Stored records
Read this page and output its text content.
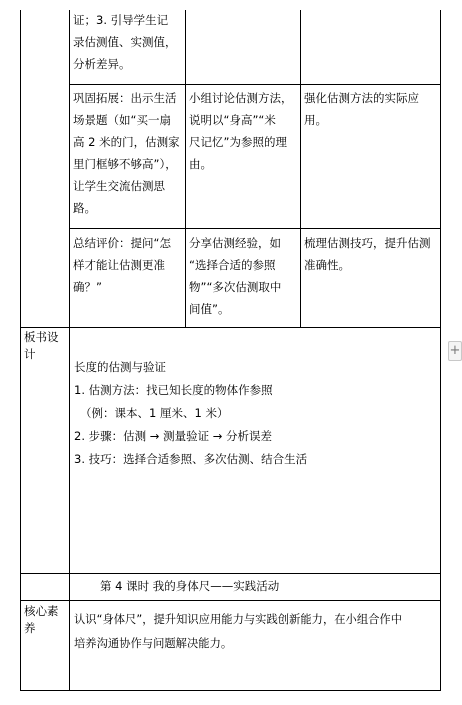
证；3. 引导学生记
录估测值、实测值，
分析差异。
巩固拓展：出示生活
场景题（如“买一扇
高 2 米的门，估测家
里门框够不够高”），
让学生交流估测思
路。
小组讨论估测方法，
说明以“身高”“米
尺记忆”为参照的理
由。
强化估测方法的实际应
用。
总结评价：提问“怎
样才能让估测更准
确？”
分享估测经验，如
“选择合适的参照
物”“多次估测取中
间值”。
梳理估测技巧，提升估测
准确性。
板书设
计
长度的估测与验证
1. 估测方法：找已知长度的物体作参照
（例：课本、1 厘米、1 米）
2. 步骤：估测 → 测量验证 → 分析误差
3. 技巧：选择合适参照、多次估测、结合生活
第 4 课时 我的身体尺——实践活动
核心素
养
认识“身体尺”，提升知识应用能力与实践创新能力，在小组合作中
培养沟通协作与问题解决能力。
+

_STATED TASK:_ Quote every record above exactly, leaving out the pictures.

_RESULT:_
Read this page and output its text content.
证；3. 引导学生记
录估测值、实测值，
分析差异。
巩固拓展：出示生活
场景题（如“买一扇
高 2 米的门，估测家
里门框够不够高”），
让学生交流估测思
路。
小组讨论估测方法，
说明以“身高”“米
尺记忆”为参照的理
由。
强化估测方法的实际应
用。
总结评价：提问“怎
样才能让估测更准
确？”
分享估测经验，如
“选择合适的参照
物”“多次估测取中
间值”。
梳理估测技巧，提升估测
准确性。
板书设
计
长度的估测与验证
1. 估测方法：找已知长度的物体作参照
（例：课本、1 厘米、1 米）
2. 步骤：估测 → 测量验证 → 分析误差
3. 技巧：选择合适参照、多次估测、结合生活
第 4 课时 我的身体尺——实践活动
核心素
养
认识“身体尺”，提升知识应用能力与实践创新能力，在小组合作中
培养沟通协作与问题解决能力。
+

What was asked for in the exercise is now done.